* Goal *
Beneath this task is a listing; retype all of it exactly.

* Exercise materials *
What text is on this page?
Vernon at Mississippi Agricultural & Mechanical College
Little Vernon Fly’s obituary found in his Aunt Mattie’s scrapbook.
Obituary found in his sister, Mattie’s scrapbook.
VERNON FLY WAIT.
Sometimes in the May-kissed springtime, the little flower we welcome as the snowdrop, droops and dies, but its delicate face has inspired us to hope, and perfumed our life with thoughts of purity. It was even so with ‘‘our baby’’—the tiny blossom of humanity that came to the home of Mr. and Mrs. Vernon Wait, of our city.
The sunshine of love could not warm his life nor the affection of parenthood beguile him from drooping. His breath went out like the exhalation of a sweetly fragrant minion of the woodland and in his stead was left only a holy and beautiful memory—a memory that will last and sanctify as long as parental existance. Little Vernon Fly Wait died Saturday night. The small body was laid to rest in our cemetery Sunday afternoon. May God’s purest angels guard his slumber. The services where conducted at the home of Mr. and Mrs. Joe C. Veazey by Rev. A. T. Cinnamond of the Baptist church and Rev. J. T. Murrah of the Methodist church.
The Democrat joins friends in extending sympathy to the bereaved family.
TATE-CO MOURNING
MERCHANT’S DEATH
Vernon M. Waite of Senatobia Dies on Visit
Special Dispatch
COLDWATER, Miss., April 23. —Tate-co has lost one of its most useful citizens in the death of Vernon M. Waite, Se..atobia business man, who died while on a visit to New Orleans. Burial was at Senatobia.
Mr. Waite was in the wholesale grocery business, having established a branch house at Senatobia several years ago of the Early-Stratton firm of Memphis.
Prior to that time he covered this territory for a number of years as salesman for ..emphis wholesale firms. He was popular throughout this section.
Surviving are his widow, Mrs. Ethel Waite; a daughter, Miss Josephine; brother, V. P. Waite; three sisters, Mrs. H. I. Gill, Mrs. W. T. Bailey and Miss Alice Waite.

* Right answer *
What text is on this page?
Vernon at Mississippi Agricultural & Mechanical College
Little Vernon Fly’s obituary found in his Aunt Mattie’s scrapbook.
Obituary found in his sister, Mattie’s scrapbook.
VERNON FLY WAIT.
Sometimes in the May-kissed springtime, the little flower we welcome as the snowdrop, droops and dies, but its delicate face has inspired us to hope, and perfumed our life with thoughts of purity. It was even so with ‘‘our baby’’—the tiny blossom of humanity that came to the home of Mr. and Mrs. Vernon Wait, of our city.
The sunshine of love could not warm his life nor the affection of parenthood beguile him from drooping. His breath went out like the exhalation of a sweetly fragrant minion of the woodland and in his stead was left only a holy and beautiful memory—a memory that will last and sanctify as long as parental existance. Little Vernon Fly Wait died Saturday night. The small body was laid to rest in our cemetery Sunday afternoon. May God’s purest angels guard his slumber. The services where conducted at the home of Mr. and Mrs. Joe C. Veazey by Rev. A. T. Cinnamond of the Baptist church and Rev. J. T. Murrah of the Methodist church.
The Democrat joins friends in extending sympathy to the bereaved family.
TATE-CO MOURNING
MERCHANT’S DEATH
Vernon M. Waite of Senatobia Dies on Visit
Special Dispatch
COLDWATER, Miss., April 23. —Tate-co has lost one of its most useful citizens in the death of Vernon M. Waite, Se..atobia business man, who died while on a visit to New Orleans. Burial was at Senatobia.
Mr. Waite was in the wholesale grocery business, having established a branch house at Senatobia several years ago of the Early-Stratton firm of Memphis.
Prior to that time he covered this territory for a number of years as salesman for ..emphis wholesale firms. He was popular throughout this section.
Surviving are his widow, Mrs. Ethel Waite; a daughter, Miss Josephine; brother, V. P. Waite; three sisters, Mrs. H. I. Gill, Mrs. W. T. Bailey and Miss Alice Waite.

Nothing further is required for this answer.